▶ _Your instructions_
Write out all the lines again, precisely as they stand, but without the images.

▶ _Dataset items_

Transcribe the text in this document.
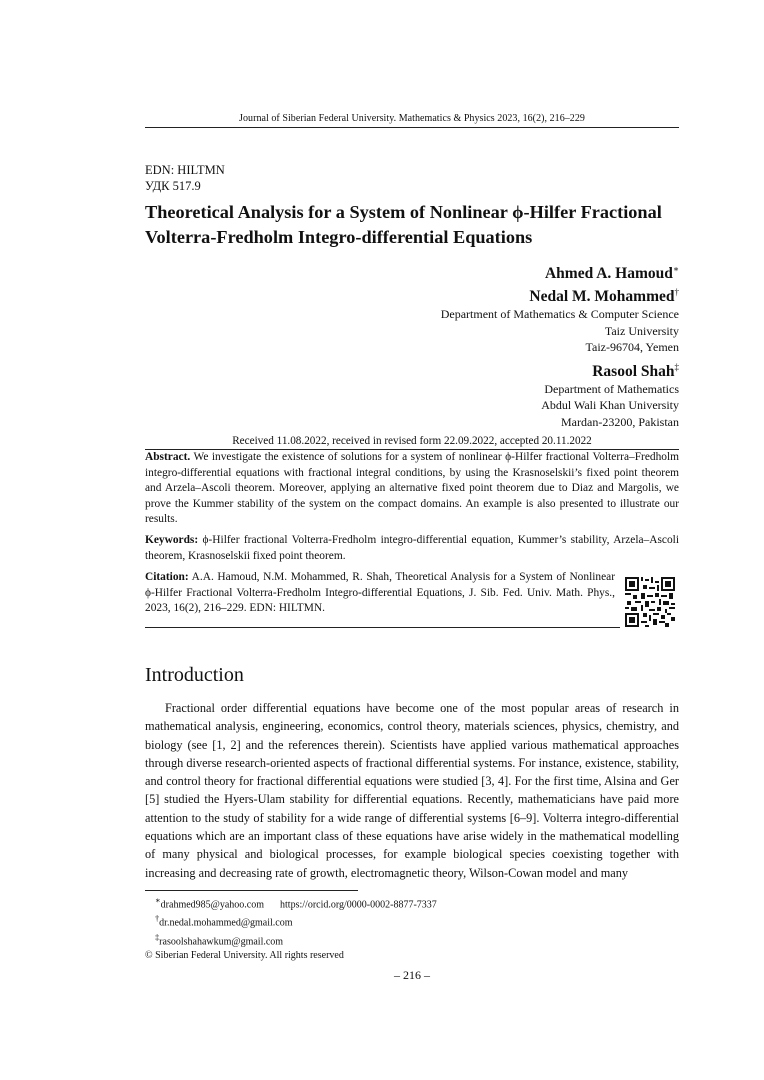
Journal of Siberian Federal University. Mathematics & Physics 2023, 16(2), 216–229
EDN: HILTMN
УДК 517.9
Theoretical Analysis for a System of Nonlinear ϕ-Hilfer Fractional Volterra-Fredholm Integro-differential Equations
Ahmed A. Hamoud∗
Nedal M. Mohammed†
Department of Mathematics & Computer Science
Taiz University
Taiz-96704, Yemen
Rasool Shah‡
Department of Mathematics
Abdul Wali Khan University
Mardan-23200, Pakistan
Received 11.08.2022, received in revised form 22.09.2022, accepted 20.11.2022
Abstract. We investigate the existence of solutions for a system of nonlinear ϕ-Hilfer fractional Volterra–Fredholm integro-differential equations with fractional integral conditions, by using the Krasnoselskii’s fixed point theorem and Arzela–Ascoli theorem. Moreover, applying an alternative fixed point theorem due to Diaz and Margolis, we prove the Kummer stability of the system on the compact domains. An example is also presented to illustrate our results.
Keywords: ϕ-Hilfer fractional Volterra-Fredholm integro-differential equation, Kummer’s stability, Arzela–Ascoli theorem, Krasnoselskii fixed point theorem.
Citation: A.A. Hamoud, N.M. Mohammed, R. Shah, Theoretical Analysis for a System of Nonlinear ϕ-Hilfer Fractional Volterra-Fredholm Integro-differential Equations, J. Sib. Fed. Univ. Math. Phys., 2023, 16(2), 216–229. EDN: HILTMN.
Introduction
Fractional order differential equations have become one of the most popular areas of research in mathematical analysis, engineering, economics, control theory, materials sciences, physics, chemistry, and biology (see [1, 2] and the references therein). Scientists have applied various mathematical approaches through diverse research-oriented aspects of fractional differential systems. For instance, existence, stability, and control theory for fractional differential equations were studied [3, 4]. For the first time, Alsina and Ger [5] studied the Hyers-Ulam stability for differential equations. Recently, mathematicians have paid more attention to the study of stability for a wide range of differential systems [6–9]. Volterra integro-differential equations which are an important class of these equations have arise widely in the mathematical modelling of many physical and biological processes, for example biological species coexisting together with increasing and decreasing rate of growth, electromagnetic theory, Wilson-Cowan model and many
∗drahmed985@yahoo.com https://orcid.org/0000-0002-8877-7337
†dr.nedal.mohammed@gmail.com
‡rasoolshahawkum@gmail.com
© Siberian Federal University. All rights reserved
– 216 –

▶ _Reply to the task_
Transcribe the text in this document.
Journal of Siberian Federal University. Mathematics & Physics 2023, 16(2), 216–229
EDN: HILTMN
УДК 517.9
Theoretical Analysis for a System of Nonlinear ϕ-Hilfer Fractional Volterra-Fredholm Integro-differential Equations
Ahmed A. Hamoud∗
Nedal M. Mohammed†
Department of Mathematics & Computer Science
Taiz University
Taiz-96704, Yemen
Rasool Shah‡
Department of Mathematics
Abdul Wali Khan University
Mardan-23200, Pakistan
Received 11.08.2022, received in revised form 22.09.2022, accepted 20.11.2022
Abstract. We investigate the existence of solutions for a system of nonlinear ϕ-Hilfer fractional Volterra–Fredholm integro-differential equations with fractional integral conditions, by using the Krasnoselskii’s fixed point theorem and Arzela–Ascoli theorem. Moreover, applying an alternative fixed point theorem due to Diaz and Margolis, we prove the Kummer stability of the system on the compact domains. An example is also presented to illustrate our results.
Keywords: ϕ-Hilfer fractional Volterra-Fredholm integro-differential equation, Kummer’s stability, Arzela–Ascoli theorem, Krasnoselskii fixed point theorem.
Citation: A.A. Hamoud, N.M. Mohammed, R. Shah, Theoretical Analysis for a System of Nonlinear ϕ-Hilfer Fractional Volterra-Fredholm Integro-differential Equations, J. Sib. Fed. Univ. Math. Phys., 2023, 16(2), 216–229. EDN: HILTMN.
Introduction
Fractional order differential equations have become one of the most popular areas of research in mathematical analysis, engineering, economics, control theory, materials sciences, physics, chemistry, and biology (see [1, 2] and the references therein). Scientists have applied various mathematical approaches through diverse research-oriented aspects of fractional differential systems. For instance, existence, stability, and control theory for fractional differential equations were studied [3, 4]. For the first time, Alsina and Ger [5] studied the Hyers-Ulam stability for differential equations. Recently, mathematicians have paid more attention to the study of stability for a wide range of differential systems [6–9]. Volterra integro-differential equations which are an important class of these equations have arise widely in the mathematical modelling of many physical and biological processes, for example biological species coexisting together with increasing and decreasing rate of growth, electromagnetic theory, Wilson-Cowan model and many
∗drahmed985@yahoo.com https://orcid.org/0000-0002-8877-7337
†dr.nedal.mohammed@gmail.com
‡rasoolshahawkum@gmail.com
© Siberian Federal University. All rights reserved
– 216 –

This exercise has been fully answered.